Collected data entries:

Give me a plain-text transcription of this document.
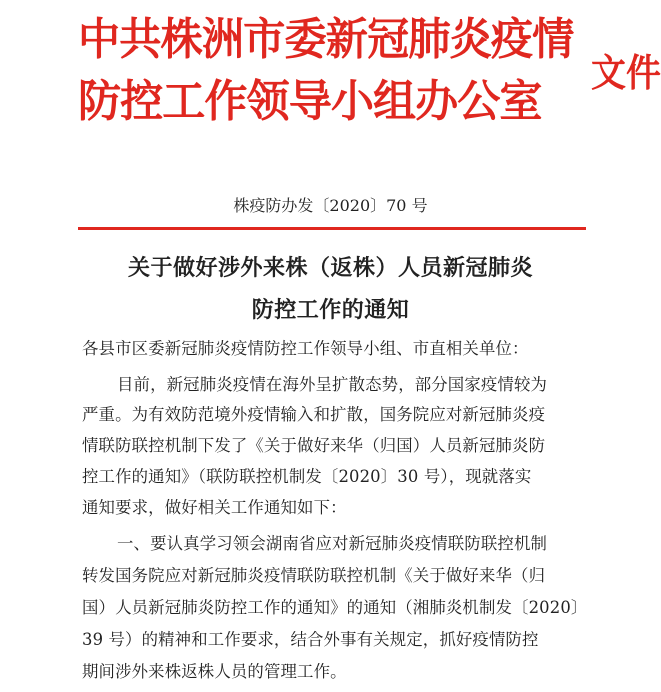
中共株洲市委新冠肺炎疫情
防控工作领导小组办公室
文件
株疫防办发〔2020〕70 号
关于做好涉外来株（返株）人员新冠肺炎
防控工作的通知
各县市区委新冠肺炎疫情防控工作领导小组、市直相关单位：
目前，新冠肺炎疫情在海外呈扩散态势，部分国家疫情较为
严重。为有效防范境外疫情输入和扩散，国务院应对新冠肺炎疫
情联防联控机制下发了《关于做好来华（归国）人员新冠肺炎防
控工作的通知》（联防联控机制发〔2020〕30 号），现就落实
通知要求，做好相关工作通知如下：
一、要认真学习领会湖南省应对新冠肺炎疫情联防联控机制
转发国务院应对新冠肺炎疫情联防联控机制《关于做好来华（归
国）人员新冠肺炎防控工作的通知》的通知（湘肺炎机制发〔2020〕
39 号）的精神和工作要求，结合外事有关规定，抓好疫情防控
期间涉外来株返株人员的管理工作。
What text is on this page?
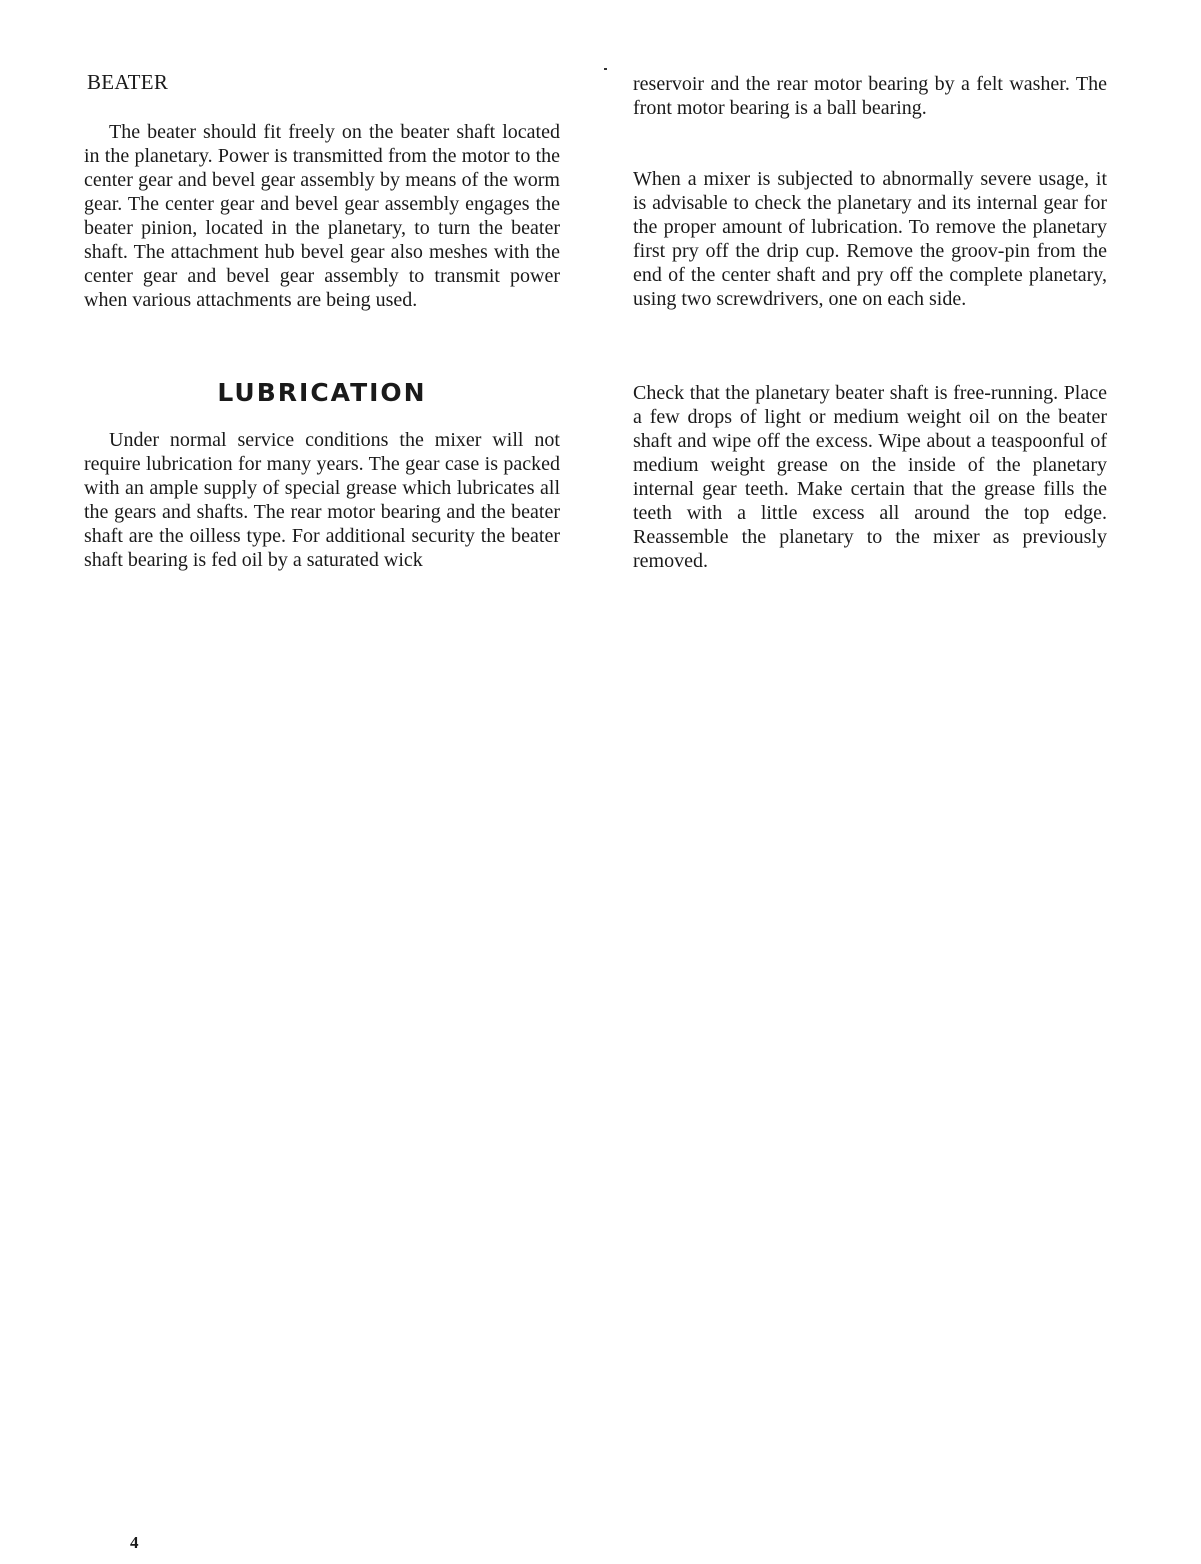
BEATER

The beater should fit freely on the beater shaft located in the planetary. Power is transmitted from the motor to the center gear and bevel gear assembly by means of the worm gear. The center gear and bevel gear assembly engages the beater pinion, located in the planetary, to turn the beater shaft. The attachment hub bevel gear also meshes with the center gear and bevel gear assembly to transmit power when various attachments are being used.

LUBRICATION

Under normal service conditions the mixer will not require lubrication for many years. The gear case is packed with an ample supply of special grease which lubricates all the gears and shafts. The rear motor bearing and the beater shaft are the oilless type. For additional security the beater shaft bearing is fed oil by a saturated wick

reservoir and the rear motor bearing by a felt washer. The front motor bearing is a ball bearing.

When a mixer is subjected to abnormally severe usage, it is advisable to check the planetary and its internal gear for the proper amount of lubrication. To remove the planetary first pry off the drip cup. Remove the groov-pin from the end of the center shaft and pry off the complete planetary, using two screwdrivers, one on each side.

Check that the planetary beater shaft is free-running. Place a few drops of light or medium weight oil on the beater shaft and wipe off the excess. Wipe about a teaspoonful of medium weight grease on the inside of the planetary internal gear teeth. Make certain that the grease fills the teeth with a little excess all around the top edge. Reassemble the planetary to the mixer as previously removed.

4
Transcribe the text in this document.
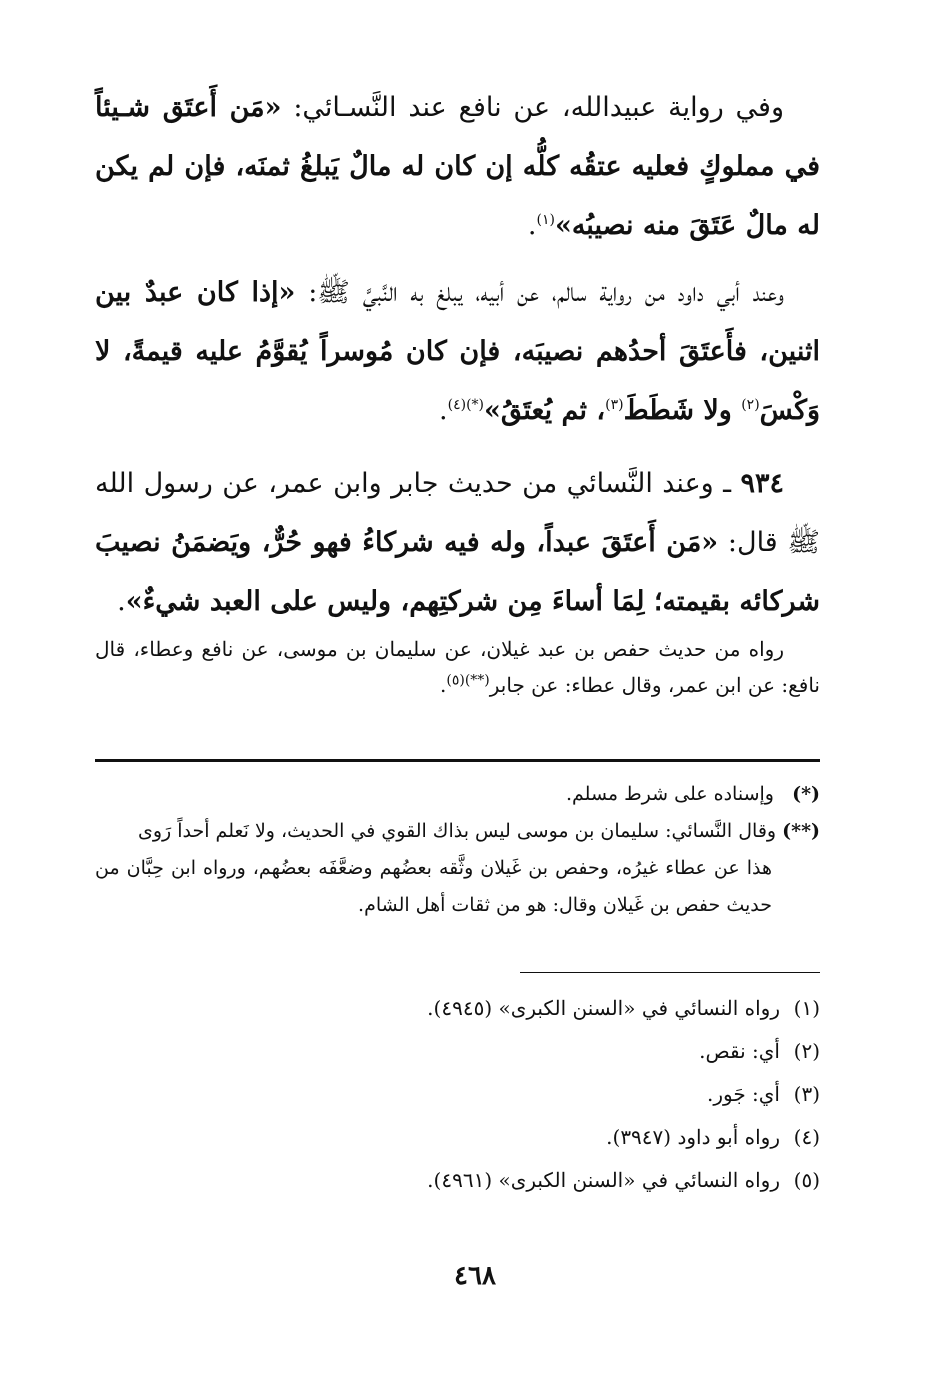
وفي رواية عبيدالله، عن نافع عند النَّسـائي: «مَن أَعتَق شـيئاً في مملوكٍ فعليه عتقُه كلُّه إن كان له مالٌ يَبلغُ ثمنَه، فإن لم يكن له مالٌ عَتَقَ منه نصيبُه»$^{(١)}$.

وعند أبي داود من رواية سالم، عن أبيه، يبلغ به النَّبيَّ ﷺ: «إذا كان عبدٌ بين اثنين، فأَعتَقَ أحدُهم نصيبَه، فإن كان مُوسراً يُقوَّمُ عليه قيمةً، لا وَكْسَ$^{(٢)}$ ولا شَطَطَ$^{(٣)}$، ثم يُعتَقُ»$^{(*)(٤)}$.

٩٣٤ ـ وعند النَّسائي من حديث جابر وابن عمر، عن رسول الله ﷺ قال: «مَن أَعتَقَ عبداً، وله فيه شركاءُ فهو حُرٌّ، ويَضمَنُ نصيبَ شركائه بقيمته؛ لِمَا أساءَ مِن شركتِهم، وليس على العبد شيءٌ».

رواه من حديث حفص بن عبد غيلان، عن سليمان بن موسى، عن نافع وعطاء، قال نافع: عن ابن عمر، وقال عطاء: عن جابر$^{(**)(٥)}$.

(*)   وإسناده على شرط مسلم.

(**) وقال النَّسائي: سليمان بن موسى ليس بذاك القوي في الحديث، ولا نَعلم أحداً رَوى

هذا عن عطاء غيرُه، وحفص بن غَيلان وثَّقه بعضُهم وضعَّفَه بعضُهم، ورواه ابن حِبَّان من حديث حفص بن غَيلان وقال: هو من ثقات أهل الشام.

(١)رواه النسائي في «السنن الكبرى» (٤٩٤٥).

(٢)أي: نقص.

(٣)أي: جَور.

(٤)رواه أبو داود (٣٩٤٧).

(٥)رواه النسائي في «السنن الكبرى» (٤٩٦١).

٤٦٨
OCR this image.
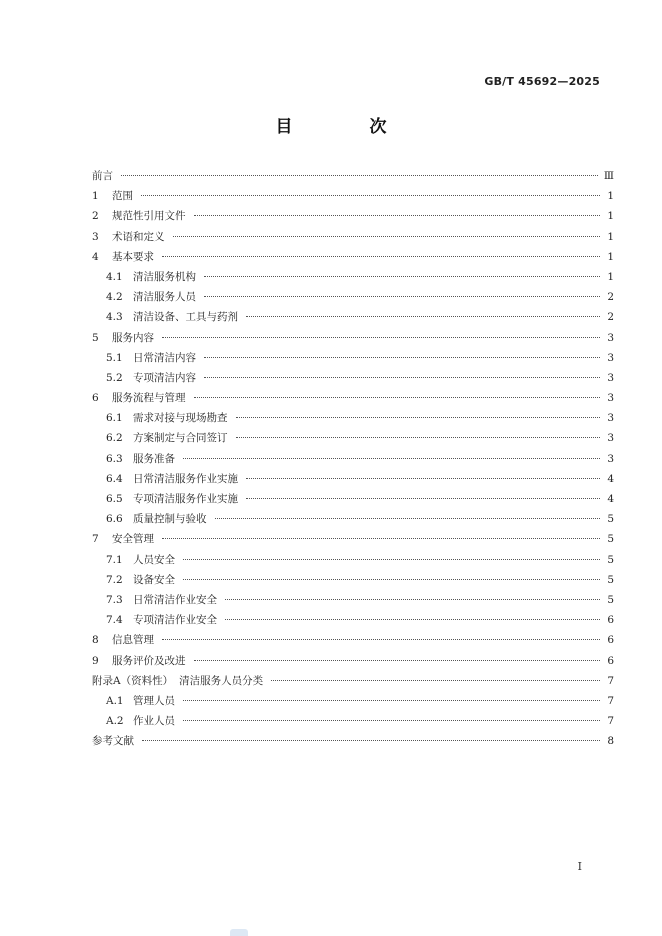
GB/T 45692—2025
目　次
前言	Ⅲ
1	范围	1
2	规范性引用文件	1
3	术语和定义	1
4	基本要求	1
4.1 清洁服务机构	1
4.2 清洁服务人员	2
4.3 清洁设备、工具与药剂	2
5	服务内容	3
5.1 日常清洁内容	3
5.2 专项清洁内容	3
6	服务流程与管理	3
6.1 需求对接与现场勘查	3
6.2 方案制定与合同签订	3
6.3 服务准备	3
6.4 日常清洁服务作业实施	4
6.5 专项清洁服务作业实施	4
6.6 质量控制与验收	5
7	安全管理	5
7.1 人员安全	5
7.2 设备安全	5
7.3 日常清洁作业安全	5
7.4 专项清洁作业安全	6
8	信息管理	6
9	服务评价及改进	6
附录A（资料性） 清洁服务人员分类	7
A.1 管理人员	7
A.2 作业人员	7
参考文献	8
Ⅰ
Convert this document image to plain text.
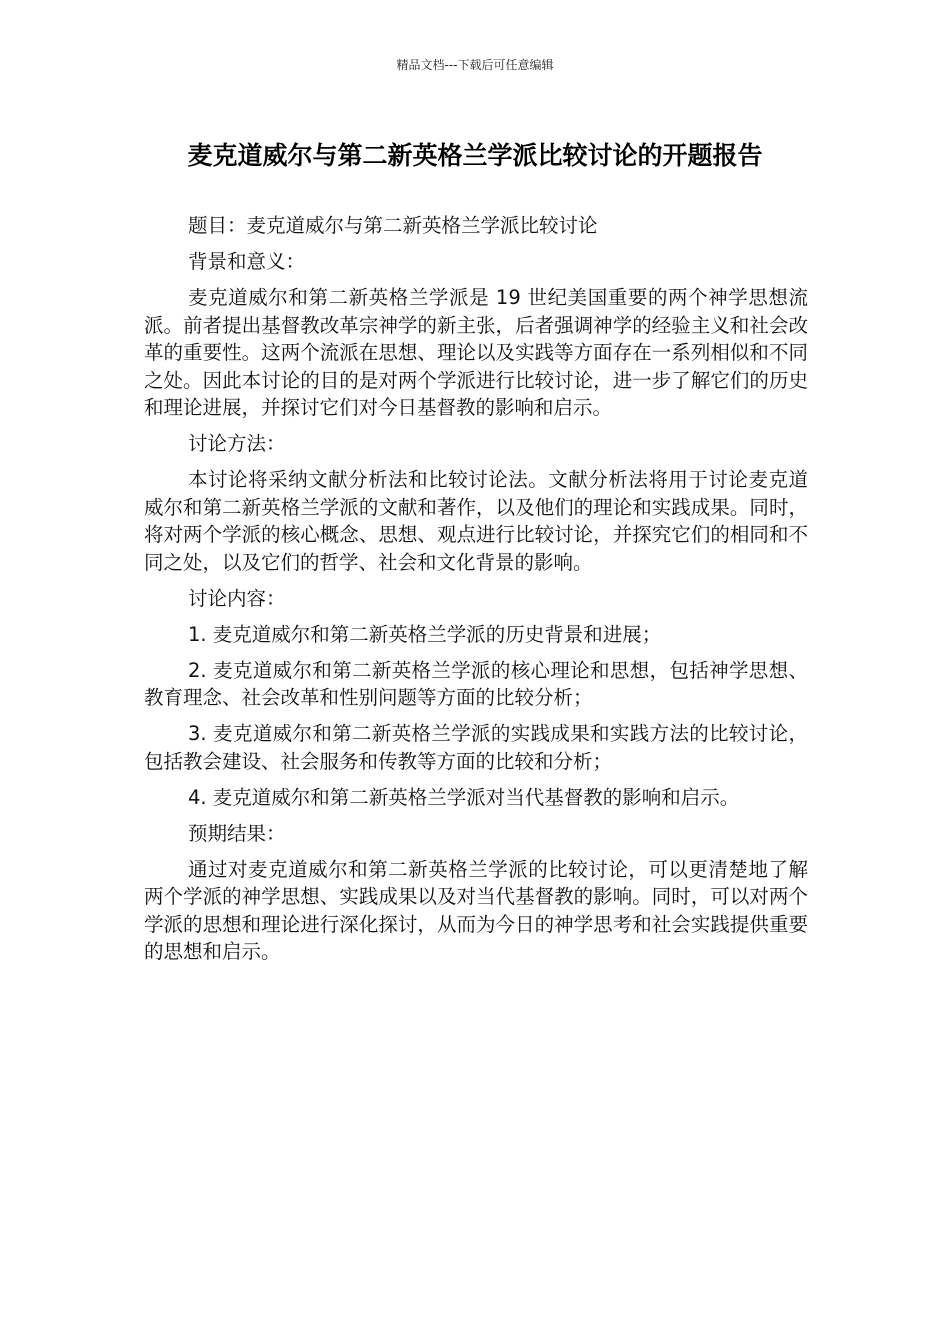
精品文档---下载后可任意编辑
麦克道威尔与第二新英格兰学派比较讨论的开题报告

题目：麦克道威尔与第二新英格兰学派比较讨论

背景和意义：

麦克道威尔和第二新英格兰学派是 19 世纪美国重要的两个神学思想流派。前者提出基督教改革宗神学的新主张，后者强调神学的经验主义和社会改革的重要性。这两个流派在思想、理论以及实践等方面存在一系列相似和不同之处。因此本讨论的目的是对两个学派进行比较讨论，进一步了解它们的历史和理论进展，并探讨它们对今日基督教的影响和启示。

讨论方法：

本讨论将采纳文献分析法和比较讨论法。文献分析法将用于讨论麦克道威尔和第二新英格兰学派的文献和著作，以及他们的理论和实践成果。同时，将对两个学派的核心概念、思想、观点进行比较讨论，并探究它们的相同和不同之处，以及它们的哲学、社会和文化背景的影响。

讨论内容：

1. 麦克道威尔和第二新英格兰学派的历史背景和进展；

2. 麦克道威尔和第二新英格兰学派的核心理论和思想，包括神学思想、教育理念、社会改革和性别问题等方面的比较分析；

3. 麦克道威尔和第二新英格兰学派的实践成果和实践方法的比较讨论，包括教会建设、社会服务和传教等方面的比较和分析；

4. 麦克道威尔和第二新英格兰学派对当代基督教的影响和启示。

预期结果：

通过对麦克道威尔和第二新英格兰学派的比较讨论，可以更清楚地了解两个学派的神学思想、实践成果以及对当代基督教的影响。同时，可以对两个学派的思想和理论进行深化探讨，从而为今日的神学思考和社会实践提供重要的思想和启示。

## Exercise objective
From the listing, copy every line where the string "النسائي" appears.

## Solution
(١)رواه النسائي في «السنن الكبرى» (٤٩٤٥).
(٥)رواه النسائي في «السنن الكبرى» (٤٩٦١).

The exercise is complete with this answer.